| 作業内容 |
記録の最初の行から始め、「Text: Copyright 2007」を含む行を書いたところで止めて、その間の行を一字一句変えずにそのまま繰り返してください。

| 記録一覧 |
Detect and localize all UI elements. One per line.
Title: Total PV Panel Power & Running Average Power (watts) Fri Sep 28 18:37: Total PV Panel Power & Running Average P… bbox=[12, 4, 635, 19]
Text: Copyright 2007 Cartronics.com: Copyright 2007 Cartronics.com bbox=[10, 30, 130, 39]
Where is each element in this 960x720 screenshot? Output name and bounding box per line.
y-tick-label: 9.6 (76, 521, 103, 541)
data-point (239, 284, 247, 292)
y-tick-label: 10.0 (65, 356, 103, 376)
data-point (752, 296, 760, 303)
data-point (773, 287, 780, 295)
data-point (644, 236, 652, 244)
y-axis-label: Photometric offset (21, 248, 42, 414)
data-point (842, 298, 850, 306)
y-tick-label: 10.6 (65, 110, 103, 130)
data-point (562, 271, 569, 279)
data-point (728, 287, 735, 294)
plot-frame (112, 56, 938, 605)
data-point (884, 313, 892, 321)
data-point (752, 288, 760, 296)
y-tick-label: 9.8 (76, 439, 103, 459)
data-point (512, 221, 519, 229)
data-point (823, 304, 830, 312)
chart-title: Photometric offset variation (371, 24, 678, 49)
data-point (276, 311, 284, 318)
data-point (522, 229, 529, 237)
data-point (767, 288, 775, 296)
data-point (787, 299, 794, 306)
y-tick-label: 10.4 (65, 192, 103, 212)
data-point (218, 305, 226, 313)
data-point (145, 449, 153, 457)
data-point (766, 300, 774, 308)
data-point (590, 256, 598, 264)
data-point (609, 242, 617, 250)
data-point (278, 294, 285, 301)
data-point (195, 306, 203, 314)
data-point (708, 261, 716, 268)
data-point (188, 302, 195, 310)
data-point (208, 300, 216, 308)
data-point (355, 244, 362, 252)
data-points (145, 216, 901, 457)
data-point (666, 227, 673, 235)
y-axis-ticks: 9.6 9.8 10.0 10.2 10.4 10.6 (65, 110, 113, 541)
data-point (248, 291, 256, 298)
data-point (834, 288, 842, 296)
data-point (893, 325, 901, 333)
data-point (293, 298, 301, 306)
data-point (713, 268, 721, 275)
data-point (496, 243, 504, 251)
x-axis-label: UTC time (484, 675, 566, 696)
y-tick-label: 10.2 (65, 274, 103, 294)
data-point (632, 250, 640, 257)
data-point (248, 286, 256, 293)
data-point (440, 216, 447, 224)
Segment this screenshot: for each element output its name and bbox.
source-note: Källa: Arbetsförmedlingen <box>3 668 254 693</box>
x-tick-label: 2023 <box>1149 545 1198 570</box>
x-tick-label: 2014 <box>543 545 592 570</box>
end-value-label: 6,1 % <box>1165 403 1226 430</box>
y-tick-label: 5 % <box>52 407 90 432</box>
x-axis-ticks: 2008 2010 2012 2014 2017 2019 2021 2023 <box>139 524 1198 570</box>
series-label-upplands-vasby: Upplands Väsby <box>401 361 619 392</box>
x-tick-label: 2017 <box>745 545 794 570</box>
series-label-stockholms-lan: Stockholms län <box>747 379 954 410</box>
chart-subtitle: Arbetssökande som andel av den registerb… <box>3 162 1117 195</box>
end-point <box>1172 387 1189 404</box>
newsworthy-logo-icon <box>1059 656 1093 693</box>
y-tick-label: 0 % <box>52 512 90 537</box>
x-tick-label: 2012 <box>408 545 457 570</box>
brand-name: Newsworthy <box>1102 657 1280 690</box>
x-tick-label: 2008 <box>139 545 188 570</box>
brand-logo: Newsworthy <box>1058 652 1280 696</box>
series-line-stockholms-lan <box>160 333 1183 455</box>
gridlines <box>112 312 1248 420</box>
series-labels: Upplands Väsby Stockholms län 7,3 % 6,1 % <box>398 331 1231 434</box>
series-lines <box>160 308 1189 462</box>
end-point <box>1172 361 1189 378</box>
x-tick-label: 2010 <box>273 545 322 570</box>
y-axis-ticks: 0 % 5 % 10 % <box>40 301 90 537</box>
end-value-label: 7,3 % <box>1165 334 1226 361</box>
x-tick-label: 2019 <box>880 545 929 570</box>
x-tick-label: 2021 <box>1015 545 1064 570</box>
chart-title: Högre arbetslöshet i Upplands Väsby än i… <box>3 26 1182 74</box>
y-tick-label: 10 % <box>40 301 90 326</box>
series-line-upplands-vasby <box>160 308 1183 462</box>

| 最終結果 |
Detect and localize all UI elements. One per line.
Title: Total PV Panel Power & Running Average Power (watts) Fri Sep 28 18:37: Total PV Panel Power & Running Average P… bbox=[12, 4, 635, 19]
Text: Copyright 2007 Cartronics.com: Copyright 2007 Cartronics.com bbox=[10, 30, 130, 39]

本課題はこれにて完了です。